GIVEN INFORMATION >>
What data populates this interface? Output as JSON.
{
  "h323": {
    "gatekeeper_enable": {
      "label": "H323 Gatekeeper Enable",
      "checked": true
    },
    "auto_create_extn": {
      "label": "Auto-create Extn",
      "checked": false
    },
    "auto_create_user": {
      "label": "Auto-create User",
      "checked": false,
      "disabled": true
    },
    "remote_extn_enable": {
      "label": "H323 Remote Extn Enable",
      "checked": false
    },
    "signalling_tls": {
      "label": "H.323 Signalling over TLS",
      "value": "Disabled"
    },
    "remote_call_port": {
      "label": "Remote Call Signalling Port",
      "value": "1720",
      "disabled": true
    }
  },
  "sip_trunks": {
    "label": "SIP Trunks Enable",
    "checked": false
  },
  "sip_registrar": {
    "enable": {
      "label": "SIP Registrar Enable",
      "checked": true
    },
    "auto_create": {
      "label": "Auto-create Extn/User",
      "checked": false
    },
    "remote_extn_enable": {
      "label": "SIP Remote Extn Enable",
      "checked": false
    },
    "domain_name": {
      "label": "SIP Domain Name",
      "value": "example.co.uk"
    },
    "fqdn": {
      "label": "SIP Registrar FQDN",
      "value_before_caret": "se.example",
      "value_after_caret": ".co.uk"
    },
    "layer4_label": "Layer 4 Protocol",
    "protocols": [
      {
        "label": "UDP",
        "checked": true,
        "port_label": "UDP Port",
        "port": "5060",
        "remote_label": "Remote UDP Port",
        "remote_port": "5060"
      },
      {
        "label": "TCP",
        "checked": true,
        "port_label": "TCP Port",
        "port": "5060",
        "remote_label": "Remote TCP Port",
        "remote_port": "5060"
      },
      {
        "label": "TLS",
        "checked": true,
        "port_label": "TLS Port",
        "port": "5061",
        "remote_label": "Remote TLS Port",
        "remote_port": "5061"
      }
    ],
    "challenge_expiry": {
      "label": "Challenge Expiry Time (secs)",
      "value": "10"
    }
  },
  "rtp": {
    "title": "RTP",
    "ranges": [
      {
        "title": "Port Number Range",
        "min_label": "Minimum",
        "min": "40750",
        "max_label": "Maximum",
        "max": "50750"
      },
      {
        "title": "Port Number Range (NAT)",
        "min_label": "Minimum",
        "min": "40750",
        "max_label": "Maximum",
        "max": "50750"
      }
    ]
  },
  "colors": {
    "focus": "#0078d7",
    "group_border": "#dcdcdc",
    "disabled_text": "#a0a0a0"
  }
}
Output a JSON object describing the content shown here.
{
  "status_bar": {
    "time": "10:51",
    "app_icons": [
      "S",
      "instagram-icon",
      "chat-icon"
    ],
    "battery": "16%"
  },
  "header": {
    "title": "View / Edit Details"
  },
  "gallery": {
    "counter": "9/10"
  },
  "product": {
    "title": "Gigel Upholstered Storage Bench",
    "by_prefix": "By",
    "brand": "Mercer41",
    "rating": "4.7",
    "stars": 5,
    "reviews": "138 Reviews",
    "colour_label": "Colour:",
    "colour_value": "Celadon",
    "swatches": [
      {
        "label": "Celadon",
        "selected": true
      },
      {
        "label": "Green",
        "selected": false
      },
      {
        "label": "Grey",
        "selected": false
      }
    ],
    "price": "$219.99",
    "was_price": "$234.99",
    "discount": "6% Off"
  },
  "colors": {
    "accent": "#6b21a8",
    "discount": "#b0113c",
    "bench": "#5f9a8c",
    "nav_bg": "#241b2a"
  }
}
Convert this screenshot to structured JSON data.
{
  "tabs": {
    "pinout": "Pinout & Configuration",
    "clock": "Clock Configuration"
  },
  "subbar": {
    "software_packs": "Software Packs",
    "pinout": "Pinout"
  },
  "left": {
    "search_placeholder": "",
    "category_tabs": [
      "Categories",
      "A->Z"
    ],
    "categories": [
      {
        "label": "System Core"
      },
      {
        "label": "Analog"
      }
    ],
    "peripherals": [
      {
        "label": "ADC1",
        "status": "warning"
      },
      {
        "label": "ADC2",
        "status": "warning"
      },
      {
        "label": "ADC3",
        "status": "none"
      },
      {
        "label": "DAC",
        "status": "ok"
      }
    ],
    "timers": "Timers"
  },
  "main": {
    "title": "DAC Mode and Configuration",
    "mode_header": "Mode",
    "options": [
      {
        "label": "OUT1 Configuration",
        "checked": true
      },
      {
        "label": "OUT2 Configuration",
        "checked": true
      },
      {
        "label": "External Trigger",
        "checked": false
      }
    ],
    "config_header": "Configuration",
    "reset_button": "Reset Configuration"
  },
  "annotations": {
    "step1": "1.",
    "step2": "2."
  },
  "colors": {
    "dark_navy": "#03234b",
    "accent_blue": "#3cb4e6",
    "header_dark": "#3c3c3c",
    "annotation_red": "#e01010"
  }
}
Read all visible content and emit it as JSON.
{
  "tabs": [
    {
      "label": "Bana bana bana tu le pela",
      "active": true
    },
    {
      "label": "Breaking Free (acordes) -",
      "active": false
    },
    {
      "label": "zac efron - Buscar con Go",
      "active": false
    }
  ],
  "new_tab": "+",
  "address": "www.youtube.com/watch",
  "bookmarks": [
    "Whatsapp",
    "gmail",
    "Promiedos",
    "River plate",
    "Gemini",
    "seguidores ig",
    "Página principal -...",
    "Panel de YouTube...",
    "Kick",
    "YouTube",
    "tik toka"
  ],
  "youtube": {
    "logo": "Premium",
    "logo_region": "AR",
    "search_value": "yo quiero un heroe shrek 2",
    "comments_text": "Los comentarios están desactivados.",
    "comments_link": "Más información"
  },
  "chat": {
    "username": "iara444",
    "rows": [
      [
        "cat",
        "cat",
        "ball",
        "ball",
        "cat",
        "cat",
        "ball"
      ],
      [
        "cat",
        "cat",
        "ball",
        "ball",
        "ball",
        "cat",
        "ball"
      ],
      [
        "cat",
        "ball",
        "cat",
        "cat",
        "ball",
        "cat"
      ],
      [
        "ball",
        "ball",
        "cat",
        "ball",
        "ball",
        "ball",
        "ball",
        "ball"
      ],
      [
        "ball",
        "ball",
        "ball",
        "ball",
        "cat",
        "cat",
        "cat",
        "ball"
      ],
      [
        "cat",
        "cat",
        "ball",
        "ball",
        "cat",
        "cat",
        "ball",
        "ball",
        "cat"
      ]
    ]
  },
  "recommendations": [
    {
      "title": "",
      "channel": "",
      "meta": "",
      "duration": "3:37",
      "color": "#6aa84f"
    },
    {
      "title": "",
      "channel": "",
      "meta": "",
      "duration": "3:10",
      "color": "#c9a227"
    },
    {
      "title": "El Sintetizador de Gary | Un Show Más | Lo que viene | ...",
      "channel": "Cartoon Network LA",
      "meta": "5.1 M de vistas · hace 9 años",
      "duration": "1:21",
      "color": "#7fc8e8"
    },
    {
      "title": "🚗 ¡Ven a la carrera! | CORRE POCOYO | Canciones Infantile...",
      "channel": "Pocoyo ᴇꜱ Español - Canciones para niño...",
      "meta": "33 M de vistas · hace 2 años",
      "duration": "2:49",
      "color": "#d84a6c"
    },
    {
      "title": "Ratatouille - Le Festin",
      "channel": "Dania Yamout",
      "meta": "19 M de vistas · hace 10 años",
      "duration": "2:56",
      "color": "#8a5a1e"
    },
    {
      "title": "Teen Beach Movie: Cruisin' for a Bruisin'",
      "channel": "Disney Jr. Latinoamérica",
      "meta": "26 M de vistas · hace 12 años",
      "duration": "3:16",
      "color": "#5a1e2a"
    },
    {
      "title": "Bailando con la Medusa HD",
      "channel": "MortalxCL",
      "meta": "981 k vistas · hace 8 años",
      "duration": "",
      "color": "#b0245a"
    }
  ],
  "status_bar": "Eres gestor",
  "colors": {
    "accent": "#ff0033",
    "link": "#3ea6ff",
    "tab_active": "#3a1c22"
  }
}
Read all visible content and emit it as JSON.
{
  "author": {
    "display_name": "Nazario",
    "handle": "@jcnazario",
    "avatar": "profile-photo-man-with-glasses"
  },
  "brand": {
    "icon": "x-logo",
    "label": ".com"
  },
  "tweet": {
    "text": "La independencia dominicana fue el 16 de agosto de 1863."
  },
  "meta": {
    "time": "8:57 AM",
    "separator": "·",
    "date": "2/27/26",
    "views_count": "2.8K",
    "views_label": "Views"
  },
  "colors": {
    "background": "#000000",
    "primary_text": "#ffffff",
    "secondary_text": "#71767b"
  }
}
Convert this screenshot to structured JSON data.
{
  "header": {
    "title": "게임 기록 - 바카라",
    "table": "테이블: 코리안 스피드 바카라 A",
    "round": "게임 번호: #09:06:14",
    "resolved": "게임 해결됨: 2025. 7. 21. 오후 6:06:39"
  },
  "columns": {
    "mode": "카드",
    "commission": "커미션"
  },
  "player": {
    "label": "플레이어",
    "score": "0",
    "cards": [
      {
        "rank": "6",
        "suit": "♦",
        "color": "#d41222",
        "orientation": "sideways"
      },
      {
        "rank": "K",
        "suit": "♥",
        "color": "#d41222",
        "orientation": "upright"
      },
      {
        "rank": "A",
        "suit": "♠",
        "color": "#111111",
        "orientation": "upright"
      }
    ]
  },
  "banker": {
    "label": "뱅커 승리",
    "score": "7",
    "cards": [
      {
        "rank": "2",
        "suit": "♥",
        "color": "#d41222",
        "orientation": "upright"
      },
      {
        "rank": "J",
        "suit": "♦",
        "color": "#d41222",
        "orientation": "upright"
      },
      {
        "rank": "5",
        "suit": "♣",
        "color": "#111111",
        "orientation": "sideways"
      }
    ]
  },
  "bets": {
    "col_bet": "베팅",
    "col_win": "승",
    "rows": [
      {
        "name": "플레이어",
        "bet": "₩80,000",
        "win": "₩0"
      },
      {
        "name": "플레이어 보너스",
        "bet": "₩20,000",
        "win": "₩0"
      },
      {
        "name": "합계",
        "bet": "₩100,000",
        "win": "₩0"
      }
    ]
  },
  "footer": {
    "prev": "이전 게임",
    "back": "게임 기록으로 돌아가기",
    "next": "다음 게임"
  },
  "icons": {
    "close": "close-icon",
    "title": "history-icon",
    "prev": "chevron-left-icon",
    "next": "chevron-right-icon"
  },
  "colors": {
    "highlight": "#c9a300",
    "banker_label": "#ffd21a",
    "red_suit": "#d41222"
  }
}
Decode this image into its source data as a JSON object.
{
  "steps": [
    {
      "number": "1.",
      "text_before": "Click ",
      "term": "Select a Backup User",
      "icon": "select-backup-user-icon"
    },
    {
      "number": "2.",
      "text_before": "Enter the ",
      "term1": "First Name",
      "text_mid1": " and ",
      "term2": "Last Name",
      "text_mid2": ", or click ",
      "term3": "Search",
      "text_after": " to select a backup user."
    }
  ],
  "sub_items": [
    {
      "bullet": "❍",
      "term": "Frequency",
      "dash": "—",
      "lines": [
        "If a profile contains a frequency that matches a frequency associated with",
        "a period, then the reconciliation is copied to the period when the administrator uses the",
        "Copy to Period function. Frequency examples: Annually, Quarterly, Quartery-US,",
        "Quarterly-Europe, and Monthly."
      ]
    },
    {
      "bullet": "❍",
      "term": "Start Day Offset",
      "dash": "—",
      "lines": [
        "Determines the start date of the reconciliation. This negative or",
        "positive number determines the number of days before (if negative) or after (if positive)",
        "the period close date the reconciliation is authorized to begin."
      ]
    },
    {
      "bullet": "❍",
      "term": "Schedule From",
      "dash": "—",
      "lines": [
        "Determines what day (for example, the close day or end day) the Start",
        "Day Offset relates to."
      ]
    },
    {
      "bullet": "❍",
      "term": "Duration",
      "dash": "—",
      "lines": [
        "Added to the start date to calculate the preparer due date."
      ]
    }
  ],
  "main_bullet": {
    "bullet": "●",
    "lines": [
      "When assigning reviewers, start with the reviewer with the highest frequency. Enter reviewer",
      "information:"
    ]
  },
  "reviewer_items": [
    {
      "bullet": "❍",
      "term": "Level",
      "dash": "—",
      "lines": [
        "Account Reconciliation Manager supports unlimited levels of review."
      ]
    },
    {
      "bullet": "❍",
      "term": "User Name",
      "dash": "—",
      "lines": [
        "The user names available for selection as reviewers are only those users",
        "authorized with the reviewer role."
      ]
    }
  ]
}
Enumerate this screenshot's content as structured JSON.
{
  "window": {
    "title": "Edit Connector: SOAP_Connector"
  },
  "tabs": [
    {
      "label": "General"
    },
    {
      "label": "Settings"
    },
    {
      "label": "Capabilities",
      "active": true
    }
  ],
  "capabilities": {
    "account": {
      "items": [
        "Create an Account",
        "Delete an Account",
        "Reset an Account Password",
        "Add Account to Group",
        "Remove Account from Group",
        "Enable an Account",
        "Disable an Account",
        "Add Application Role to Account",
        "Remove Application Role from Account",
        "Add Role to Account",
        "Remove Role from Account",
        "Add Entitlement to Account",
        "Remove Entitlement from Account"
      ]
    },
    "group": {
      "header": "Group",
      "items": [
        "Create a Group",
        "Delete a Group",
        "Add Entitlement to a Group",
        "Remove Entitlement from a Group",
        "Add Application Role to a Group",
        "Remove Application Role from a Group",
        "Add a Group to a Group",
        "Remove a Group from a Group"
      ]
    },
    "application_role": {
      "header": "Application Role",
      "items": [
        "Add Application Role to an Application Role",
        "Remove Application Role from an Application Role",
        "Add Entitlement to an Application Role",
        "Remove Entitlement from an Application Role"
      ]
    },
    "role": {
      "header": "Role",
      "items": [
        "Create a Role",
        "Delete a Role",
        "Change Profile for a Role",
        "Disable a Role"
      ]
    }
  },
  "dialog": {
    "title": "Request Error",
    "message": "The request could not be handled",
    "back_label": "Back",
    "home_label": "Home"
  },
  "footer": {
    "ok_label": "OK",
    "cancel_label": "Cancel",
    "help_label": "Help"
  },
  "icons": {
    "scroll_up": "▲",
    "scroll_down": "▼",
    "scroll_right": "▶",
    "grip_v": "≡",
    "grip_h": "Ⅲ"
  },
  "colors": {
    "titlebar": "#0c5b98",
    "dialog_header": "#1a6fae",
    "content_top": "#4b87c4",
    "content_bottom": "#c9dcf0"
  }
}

GIVEN TASK >> Return every line holding the word "rank" from the records.

FINAL RESULT >>
        "rank": "6",
        "rank": "K",
        "rank": "A",
        "rank": "2",
        "rank": "J",
        "rank": "5",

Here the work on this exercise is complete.